▶ [Task brief]:
Transcribe the part of the text on directory link counts, starting with "I think that's" and going on through "directory any further.".
===== Document text
I think that's wrong. The directory inode gets unlinked when the
link count goes to zero, before the underflow occurs and can be
detected. i.e. The warning occurs when the link could goes from 0 to
-1 and this is after it has been unlinked on the transition between
1 to 0. If there are more entries removed from the directory at this
point, the NLINK_PINNED detection then kicks in and we don't drop
the nlink of the directory any further.

But at this point, the damage has already been done - the directory
is on the unlinked list at this point, and now it has a non-zero
nlink count which means the VFS will not drop the inode and it
remains cached. i.e. we have a corrupt runtime state where an inode
is on the unlinked list yet isn't scheduled for inactivation/freeing
when the last reference to it goes away. Indeed, inactivation won't
trigger unlinked list removal, either, because the link count is not
zero.
==========
===== Excerpted records
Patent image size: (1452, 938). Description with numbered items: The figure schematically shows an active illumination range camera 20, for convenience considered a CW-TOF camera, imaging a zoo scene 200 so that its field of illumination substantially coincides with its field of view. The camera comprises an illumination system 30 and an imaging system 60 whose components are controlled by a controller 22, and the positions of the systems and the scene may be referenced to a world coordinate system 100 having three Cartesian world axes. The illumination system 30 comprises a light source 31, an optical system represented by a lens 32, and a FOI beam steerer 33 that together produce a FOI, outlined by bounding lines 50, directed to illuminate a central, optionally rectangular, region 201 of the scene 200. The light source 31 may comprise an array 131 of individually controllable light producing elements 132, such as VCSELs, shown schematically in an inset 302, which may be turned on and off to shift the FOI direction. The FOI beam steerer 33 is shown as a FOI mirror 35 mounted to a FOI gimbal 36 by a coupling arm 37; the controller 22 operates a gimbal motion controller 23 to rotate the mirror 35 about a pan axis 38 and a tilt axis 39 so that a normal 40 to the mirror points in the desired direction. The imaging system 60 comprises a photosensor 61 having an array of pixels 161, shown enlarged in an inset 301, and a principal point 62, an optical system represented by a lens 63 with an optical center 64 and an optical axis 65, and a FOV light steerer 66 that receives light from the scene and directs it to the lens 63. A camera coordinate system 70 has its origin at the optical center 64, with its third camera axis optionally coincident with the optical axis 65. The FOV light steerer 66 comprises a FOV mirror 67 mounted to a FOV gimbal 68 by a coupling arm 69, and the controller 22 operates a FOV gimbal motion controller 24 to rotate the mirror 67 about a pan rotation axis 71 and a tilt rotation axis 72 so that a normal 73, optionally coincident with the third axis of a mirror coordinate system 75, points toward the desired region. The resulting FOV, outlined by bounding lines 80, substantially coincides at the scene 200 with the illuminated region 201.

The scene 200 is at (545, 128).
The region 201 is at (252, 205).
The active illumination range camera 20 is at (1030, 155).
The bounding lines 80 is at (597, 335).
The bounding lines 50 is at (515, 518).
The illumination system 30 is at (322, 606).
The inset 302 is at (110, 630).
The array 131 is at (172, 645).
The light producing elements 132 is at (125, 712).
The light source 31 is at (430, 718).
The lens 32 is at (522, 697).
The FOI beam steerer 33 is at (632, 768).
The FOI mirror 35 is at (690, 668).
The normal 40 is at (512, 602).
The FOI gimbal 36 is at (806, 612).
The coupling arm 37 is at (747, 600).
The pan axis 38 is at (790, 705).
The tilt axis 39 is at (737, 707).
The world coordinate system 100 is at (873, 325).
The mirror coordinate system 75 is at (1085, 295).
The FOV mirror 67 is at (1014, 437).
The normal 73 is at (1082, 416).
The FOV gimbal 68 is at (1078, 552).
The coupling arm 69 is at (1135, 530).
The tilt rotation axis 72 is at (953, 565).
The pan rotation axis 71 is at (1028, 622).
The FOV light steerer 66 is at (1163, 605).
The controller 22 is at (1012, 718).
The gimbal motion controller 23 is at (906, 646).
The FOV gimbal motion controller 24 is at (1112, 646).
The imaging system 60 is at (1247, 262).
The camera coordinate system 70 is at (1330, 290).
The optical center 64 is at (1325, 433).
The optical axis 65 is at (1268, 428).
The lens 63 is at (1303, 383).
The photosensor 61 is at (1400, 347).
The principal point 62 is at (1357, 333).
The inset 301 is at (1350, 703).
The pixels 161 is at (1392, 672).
==========
▶ [Correct answer]:
I think that's wrong. The directory inode gets unlinked when the
link count goes to zero, before the underflow occurs and can be
detected. i.e. The warning occurs when the link could goes from 0 to
-1 and this is after it has been unlinked on the transition between
1 to 0. If there are more entries removed from the directory at this
point, the NLINK_PINNED detection then kicks in and we don't drop
the nlink of the directory any further.